**Problem statement**
Scan the listing below for the word "image" and state how many lines hold it. Write nothing but the number.

**Data provided**
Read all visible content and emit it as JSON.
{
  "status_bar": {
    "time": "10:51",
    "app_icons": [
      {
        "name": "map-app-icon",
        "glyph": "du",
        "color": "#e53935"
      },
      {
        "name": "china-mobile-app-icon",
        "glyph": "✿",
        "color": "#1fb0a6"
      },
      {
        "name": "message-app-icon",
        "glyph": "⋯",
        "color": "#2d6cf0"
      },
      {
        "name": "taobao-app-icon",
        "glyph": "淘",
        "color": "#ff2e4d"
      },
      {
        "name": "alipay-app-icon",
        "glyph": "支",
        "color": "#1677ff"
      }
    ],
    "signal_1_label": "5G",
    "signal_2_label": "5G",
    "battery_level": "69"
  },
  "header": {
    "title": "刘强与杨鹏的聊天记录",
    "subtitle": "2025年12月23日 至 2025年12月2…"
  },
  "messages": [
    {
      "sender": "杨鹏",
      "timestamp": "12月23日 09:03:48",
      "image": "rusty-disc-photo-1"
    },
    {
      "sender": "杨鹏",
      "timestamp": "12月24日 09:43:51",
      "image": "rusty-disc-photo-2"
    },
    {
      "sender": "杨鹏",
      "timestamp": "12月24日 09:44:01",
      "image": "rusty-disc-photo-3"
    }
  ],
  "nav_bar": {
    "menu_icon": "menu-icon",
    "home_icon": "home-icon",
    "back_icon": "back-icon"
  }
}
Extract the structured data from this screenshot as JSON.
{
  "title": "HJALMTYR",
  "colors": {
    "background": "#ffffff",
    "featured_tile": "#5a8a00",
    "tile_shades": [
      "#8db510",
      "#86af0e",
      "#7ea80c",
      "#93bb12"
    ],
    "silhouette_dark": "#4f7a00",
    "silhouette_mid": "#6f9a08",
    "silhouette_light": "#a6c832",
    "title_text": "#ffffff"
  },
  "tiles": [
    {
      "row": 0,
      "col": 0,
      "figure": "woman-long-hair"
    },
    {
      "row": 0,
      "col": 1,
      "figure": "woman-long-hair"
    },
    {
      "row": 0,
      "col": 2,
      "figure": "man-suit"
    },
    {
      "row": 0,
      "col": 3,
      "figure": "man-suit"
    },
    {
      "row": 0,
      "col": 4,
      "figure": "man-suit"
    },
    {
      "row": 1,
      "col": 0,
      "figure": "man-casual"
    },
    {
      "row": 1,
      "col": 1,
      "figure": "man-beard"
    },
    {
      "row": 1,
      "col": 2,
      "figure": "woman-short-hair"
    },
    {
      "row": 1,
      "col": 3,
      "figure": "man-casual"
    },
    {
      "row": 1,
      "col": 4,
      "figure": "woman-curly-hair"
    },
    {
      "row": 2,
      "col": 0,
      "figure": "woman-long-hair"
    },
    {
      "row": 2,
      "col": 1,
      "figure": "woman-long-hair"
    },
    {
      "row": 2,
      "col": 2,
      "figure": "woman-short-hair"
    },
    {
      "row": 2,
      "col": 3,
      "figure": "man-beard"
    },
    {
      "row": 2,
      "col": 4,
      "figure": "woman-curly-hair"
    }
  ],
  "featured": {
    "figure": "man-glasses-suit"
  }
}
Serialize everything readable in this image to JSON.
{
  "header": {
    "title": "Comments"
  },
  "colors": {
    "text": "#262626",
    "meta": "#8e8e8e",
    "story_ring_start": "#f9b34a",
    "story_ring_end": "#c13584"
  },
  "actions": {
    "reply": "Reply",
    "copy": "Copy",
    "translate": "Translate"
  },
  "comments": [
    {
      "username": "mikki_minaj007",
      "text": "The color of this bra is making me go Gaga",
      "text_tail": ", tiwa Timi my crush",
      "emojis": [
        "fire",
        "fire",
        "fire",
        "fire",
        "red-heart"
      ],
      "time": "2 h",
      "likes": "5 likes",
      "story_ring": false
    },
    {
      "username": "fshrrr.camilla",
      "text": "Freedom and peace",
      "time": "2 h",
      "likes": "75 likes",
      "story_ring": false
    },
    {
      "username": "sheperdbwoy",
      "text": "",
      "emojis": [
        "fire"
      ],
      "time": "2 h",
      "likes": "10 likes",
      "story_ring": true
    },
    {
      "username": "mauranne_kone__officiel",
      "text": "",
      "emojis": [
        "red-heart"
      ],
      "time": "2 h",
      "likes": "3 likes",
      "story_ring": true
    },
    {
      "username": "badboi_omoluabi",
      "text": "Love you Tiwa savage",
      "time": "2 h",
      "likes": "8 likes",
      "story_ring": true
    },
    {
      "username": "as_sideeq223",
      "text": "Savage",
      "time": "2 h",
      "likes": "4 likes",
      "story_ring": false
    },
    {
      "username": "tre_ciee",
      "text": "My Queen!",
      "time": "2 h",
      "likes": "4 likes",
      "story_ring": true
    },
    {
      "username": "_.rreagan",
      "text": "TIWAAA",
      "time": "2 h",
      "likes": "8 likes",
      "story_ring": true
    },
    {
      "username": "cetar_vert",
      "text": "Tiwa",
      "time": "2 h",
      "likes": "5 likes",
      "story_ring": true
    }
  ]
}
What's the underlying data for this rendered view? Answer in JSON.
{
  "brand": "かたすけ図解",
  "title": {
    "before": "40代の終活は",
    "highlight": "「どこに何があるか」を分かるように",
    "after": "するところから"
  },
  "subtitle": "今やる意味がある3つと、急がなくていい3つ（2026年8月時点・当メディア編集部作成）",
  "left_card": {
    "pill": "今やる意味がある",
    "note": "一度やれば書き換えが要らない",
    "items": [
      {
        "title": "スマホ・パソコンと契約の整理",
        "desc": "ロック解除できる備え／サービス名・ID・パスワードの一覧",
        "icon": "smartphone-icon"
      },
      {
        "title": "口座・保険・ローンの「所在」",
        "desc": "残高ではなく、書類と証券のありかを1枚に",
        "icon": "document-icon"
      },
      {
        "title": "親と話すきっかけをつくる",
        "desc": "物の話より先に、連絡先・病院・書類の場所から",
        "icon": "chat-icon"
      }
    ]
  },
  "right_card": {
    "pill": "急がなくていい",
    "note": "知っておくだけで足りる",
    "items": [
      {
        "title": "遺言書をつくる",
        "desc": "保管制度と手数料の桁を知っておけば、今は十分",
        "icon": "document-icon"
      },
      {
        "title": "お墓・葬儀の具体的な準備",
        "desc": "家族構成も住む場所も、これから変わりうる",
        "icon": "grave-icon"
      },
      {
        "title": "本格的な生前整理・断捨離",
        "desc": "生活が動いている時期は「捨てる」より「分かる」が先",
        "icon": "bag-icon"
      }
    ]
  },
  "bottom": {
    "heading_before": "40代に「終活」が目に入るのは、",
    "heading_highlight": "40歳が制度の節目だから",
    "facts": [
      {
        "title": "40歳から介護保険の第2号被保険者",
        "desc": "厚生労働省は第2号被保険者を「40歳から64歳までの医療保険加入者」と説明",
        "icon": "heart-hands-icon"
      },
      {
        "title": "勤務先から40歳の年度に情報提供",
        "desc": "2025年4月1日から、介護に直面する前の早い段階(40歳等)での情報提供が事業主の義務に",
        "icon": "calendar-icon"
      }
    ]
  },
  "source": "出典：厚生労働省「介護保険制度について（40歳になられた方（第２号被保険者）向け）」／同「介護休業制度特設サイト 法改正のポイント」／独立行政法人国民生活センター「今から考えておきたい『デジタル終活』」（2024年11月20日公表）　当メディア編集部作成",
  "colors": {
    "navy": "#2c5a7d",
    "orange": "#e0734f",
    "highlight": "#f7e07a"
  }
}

**Result below**
4